*WHAT TO PRODUCE:* Give the number of lines that include the string "Sailing", nothing more.
◆ ◆ ◆
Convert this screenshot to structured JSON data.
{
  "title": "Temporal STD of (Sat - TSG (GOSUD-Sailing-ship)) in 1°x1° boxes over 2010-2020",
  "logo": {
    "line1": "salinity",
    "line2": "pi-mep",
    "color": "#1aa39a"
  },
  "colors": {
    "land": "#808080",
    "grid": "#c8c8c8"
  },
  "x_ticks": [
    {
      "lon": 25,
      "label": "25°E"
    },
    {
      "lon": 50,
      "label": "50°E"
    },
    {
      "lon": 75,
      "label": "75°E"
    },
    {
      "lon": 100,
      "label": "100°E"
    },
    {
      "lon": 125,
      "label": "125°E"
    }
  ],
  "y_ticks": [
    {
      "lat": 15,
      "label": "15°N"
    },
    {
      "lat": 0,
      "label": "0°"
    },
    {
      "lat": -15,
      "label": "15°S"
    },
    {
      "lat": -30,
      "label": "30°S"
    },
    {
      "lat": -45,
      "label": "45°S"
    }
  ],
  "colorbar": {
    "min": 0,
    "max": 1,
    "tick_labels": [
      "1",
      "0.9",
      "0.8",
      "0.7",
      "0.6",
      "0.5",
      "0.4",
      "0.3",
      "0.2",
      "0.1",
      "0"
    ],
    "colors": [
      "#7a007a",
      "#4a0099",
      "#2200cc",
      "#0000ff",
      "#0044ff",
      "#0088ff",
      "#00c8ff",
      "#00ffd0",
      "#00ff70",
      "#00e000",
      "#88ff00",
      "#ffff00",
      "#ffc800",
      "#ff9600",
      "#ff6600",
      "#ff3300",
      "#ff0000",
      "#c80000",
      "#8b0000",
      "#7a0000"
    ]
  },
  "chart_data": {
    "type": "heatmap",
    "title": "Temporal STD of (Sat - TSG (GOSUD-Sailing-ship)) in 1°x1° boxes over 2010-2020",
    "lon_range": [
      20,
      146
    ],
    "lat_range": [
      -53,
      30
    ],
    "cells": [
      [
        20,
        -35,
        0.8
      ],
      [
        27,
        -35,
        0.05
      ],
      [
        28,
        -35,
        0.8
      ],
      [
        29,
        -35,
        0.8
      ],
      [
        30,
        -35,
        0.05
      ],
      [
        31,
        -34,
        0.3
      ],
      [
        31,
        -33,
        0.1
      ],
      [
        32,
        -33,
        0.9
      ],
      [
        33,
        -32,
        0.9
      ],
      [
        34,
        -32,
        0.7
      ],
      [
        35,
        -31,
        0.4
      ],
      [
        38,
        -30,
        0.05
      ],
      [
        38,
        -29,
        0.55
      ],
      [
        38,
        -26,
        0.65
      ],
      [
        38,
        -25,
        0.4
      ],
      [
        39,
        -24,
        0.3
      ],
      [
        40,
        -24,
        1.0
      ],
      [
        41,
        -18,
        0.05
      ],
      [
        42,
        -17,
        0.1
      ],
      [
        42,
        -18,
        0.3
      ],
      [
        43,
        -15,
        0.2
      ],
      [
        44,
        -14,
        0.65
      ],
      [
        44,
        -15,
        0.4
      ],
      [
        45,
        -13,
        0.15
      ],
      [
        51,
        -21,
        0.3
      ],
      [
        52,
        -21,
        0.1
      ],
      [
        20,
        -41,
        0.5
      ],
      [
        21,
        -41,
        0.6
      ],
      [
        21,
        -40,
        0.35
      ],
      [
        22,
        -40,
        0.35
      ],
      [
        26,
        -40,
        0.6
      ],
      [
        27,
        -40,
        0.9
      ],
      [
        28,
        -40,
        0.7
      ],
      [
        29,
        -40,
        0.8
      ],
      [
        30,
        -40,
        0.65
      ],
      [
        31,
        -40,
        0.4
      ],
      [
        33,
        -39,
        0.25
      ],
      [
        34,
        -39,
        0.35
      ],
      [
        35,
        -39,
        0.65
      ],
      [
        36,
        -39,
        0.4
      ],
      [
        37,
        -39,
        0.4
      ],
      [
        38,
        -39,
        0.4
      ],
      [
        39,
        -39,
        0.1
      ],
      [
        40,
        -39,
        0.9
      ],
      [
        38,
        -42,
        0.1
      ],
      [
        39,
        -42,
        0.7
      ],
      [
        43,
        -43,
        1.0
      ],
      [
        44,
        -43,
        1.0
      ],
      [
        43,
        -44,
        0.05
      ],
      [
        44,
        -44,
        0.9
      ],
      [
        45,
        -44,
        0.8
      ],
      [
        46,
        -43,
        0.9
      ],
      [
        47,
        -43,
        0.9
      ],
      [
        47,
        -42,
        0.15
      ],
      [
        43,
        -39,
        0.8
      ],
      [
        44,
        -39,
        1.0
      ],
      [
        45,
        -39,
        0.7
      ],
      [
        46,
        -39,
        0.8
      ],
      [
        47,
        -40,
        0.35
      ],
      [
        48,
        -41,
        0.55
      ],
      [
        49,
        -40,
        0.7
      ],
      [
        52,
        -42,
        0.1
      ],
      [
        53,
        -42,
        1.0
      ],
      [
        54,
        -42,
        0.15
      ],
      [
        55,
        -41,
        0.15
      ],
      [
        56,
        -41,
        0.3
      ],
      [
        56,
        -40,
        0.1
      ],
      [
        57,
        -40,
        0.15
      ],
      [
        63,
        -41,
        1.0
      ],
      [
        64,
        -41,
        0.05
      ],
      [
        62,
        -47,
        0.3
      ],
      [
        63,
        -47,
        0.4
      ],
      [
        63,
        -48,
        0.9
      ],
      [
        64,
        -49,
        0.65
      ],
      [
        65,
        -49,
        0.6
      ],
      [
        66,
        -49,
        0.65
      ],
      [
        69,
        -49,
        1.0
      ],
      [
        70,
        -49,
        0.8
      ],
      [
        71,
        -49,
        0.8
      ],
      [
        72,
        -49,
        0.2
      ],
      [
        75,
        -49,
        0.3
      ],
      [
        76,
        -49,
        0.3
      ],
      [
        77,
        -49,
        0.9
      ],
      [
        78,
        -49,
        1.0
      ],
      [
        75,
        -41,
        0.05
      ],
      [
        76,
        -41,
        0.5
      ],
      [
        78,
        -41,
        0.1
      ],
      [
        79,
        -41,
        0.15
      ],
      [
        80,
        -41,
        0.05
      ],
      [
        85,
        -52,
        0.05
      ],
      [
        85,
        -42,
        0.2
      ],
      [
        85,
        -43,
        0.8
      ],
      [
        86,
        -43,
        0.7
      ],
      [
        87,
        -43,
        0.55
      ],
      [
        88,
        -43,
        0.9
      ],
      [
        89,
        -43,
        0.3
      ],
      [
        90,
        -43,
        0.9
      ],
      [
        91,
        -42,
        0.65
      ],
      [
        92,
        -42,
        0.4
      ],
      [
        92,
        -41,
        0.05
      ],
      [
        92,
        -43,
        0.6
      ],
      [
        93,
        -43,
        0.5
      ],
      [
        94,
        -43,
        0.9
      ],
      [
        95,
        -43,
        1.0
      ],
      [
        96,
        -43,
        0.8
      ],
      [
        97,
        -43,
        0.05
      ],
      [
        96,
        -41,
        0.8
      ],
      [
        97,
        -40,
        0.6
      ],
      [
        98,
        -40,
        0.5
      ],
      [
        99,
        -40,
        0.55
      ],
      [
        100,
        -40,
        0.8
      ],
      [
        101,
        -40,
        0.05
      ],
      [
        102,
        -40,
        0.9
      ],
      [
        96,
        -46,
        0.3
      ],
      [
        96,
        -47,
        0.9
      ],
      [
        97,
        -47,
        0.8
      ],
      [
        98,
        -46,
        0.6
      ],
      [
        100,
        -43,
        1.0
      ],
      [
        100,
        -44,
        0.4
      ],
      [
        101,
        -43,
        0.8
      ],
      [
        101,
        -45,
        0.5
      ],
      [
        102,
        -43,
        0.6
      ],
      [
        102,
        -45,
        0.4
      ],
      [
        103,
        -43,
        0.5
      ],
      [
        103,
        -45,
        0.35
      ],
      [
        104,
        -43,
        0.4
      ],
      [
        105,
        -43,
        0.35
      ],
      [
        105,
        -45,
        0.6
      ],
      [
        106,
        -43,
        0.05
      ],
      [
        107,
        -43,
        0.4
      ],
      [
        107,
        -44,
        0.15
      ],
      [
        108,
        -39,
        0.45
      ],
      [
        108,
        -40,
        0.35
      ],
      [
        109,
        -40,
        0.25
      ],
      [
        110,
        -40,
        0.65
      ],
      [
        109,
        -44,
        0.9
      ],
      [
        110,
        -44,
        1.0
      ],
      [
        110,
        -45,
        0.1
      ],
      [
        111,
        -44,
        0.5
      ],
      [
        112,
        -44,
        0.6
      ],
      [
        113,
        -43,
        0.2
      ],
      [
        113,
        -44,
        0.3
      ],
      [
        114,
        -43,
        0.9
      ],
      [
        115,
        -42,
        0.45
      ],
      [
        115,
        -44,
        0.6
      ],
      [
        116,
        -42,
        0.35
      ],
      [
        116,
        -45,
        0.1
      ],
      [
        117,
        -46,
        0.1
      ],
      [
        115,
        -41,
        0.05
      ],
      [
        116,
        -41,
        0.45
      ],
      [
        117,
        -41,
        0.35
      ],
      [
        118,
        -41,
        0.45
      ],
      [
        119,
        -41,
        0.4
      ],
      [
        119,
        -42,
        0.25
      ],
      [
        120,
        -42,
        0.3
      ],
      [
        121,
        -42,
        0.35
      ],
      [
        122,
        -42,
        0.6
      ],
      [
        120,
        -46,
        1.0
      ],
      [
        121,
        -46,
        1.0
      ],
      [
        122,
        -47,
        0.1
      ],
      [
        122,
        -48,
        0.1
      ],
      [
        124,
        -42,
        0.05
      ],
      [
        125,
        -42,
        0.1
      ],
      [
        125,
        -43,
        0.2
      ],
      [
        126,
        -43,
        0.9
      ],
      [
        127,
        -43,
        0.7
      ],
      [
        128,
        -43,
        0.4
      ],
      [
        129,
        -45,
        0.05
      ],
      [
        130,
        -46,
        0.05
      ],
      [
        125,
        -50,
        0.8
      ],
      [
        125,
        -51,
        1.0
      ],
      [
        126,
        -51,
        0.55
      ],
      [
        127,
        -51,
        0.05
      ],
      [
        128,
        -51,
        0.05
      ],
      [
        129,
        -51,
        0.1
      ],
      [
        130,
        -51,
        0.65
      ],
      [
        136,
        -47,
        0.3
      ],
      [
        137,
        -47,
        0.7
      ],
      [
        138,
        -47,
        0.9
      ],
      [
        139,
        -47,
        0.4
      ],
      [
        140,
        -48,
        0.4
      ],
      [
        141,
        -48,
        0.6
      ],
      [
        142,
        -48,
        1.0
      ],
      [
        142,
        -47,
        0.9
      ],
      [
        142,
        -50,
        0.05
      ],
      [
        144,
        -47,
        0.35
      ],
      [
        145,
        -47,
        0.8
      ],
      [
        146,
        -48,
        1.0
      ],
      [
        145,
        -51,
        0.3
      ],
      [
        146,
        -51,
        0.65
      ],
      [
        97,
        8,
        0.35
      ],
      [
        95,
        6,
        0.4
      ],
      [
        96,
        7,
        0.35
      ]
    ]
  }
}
◆ ◆ ◆
*EXERCISE RESULT:* 2